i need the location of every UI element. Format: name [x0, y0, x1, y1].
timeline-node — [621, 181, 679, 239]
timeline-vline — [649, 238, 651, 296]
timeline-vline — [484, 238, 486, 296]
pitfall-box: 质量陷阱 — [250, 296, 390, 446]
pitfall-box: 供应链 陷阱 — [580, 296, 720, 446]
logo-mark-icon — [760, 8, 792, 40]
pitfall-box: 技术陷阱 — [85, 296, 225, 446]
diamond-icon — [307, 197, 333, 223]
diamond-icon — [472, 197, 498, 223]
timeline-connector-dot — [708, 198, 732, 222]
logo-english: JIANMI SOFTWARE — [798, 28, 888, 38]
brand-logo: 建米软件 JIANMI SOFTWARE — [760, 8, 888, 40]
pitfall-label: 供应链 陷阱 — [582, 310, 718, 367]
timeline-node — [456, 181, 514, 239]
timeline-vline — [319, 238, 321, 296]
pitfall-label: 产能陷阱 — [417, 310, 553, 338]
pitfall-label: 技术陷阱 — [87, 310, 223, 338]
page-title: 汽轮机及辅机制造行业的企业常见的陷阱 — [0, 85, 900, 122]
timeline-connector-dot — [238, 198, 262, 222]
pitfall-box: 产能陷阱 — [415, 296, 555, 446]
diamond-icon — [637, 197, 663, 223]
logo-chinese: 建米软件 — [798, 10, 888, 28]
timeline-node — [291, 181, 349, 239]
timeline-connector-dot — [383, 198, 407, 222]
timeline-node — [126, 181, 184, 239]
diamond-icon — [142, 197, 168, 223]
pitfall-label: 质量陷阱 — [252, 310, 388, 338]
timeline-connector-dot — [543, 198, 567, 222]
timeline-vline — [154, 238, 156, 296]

◆ ◆ ◆

◆ Work instructions
Write the lines from the start of the list through the line containing "diamond-icon — [637, 197, 663, 223]" as a JSON list of strings, one string per line, leaving out blank lines.

◆ Correct answer
[
  "i need the location of every UI element. Format: name [x0, y0, x1, y1].",
  "timeline-node — [621, 181, 679, 239]",
  "timeline-vline — [649, 238, 651, 296]",
  "timeline-vline — [484, 238, 486, 296]",
  "pitfall-box: 质量陷阱 — [250, 296, 390, 446]",
  "pitfall-box: 供应链 陷阱 — [580, 296, 720, 446]",
  "logo-mark-icon — [760, 8, 792, 40]",
  "pitfall-box: 技术陷阱 — [85, 296, 225, 446]",
  "diamond-icon — [307, 197, 333, 223]",
  "diamond-icon — [472, 197, 498, 223]",
  "timeline-connector-dot — [708, 198, 732, 222]",
  "logo-english: JIANMI SOFTWARE — [798, 28, 888, 38]",
  "brand-logo: 建米软件 JIANMI SOFTWARE — [760, 8, 888, 40]",
  "pitfall-label: 供应链 陷阱 — [582, 310, 718, 367]",
  "timeline-node — [456, 181, 514, 239]",
  "timeline-vline — [319, 238, 321, 296]",
  "pitfall-label: 产能陷阱 — [417, 310, 553, 338]",
  "pitfall-label: 技术陷阱 — [87, 310, 223, 338]",
  "page-title: 汽轮机及辅机制造行业的企业常见的陷阱 — [0, 85, 900, 122]",
  "timeline-connector-dot — [238, 198, 262, 222]",
  "pitfall-box: 产能陷阱 — [415, 296, 555, 446]",
  "diamond-icon — [637, 197, 663, 223]"
]